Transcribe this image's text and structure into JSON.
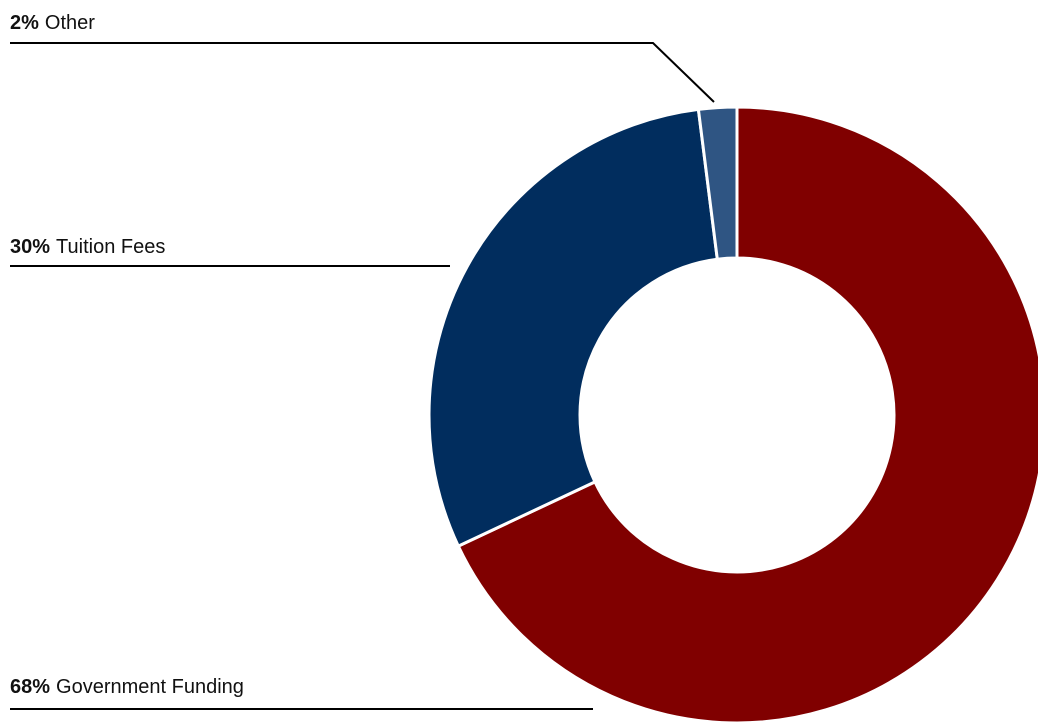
{
  "chart_data": {
    "type": "donut",
    "categories": [
      "Government Funding",
      "Tuition Fees",
      "Other"
    ],
    "values": [
      68,
      30,
      2
    ],
    "value_labels": [
      "68%",
      "30%",
      "2%"
    ],
    "colors": [
      "#800000",
      "#012d5e",
      "#2f5583"
    ]
  }
}
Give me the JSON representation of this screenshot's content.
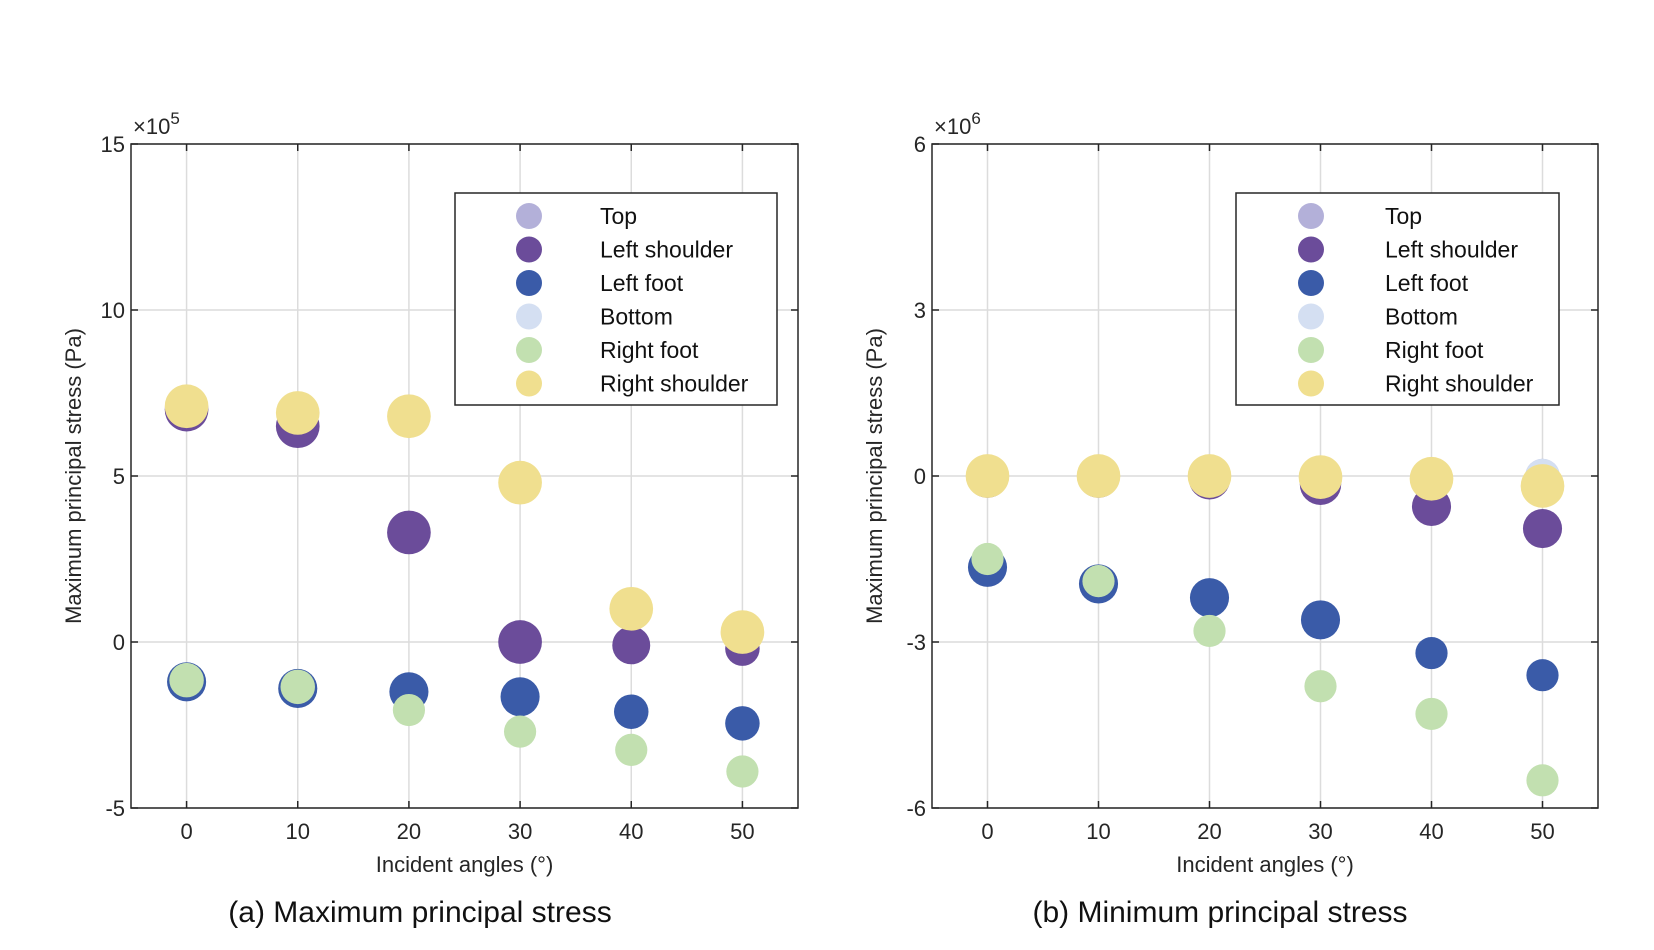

[THE TASK]: Transcribe every entry above exactly. Omit all pictures.

[FULL OUTPUT]:
Transcribe this image's text and structure into JSON.
{
  "chart_data": {
    "type": "donut",
    "categories": [
      "Government Funding",
      "Tuition Fees",
      "Other"
    ],
    "values": [
      68,
      30,
      2
    ],
    "value_labels": [
      "68%",
      "30%",
      "2%"
    ],
    "colors": [
      "#800000",
      "#012d5e",
      "#2f5583"
    ]
  }
}
Give me the JSON representation of this screenshot's content.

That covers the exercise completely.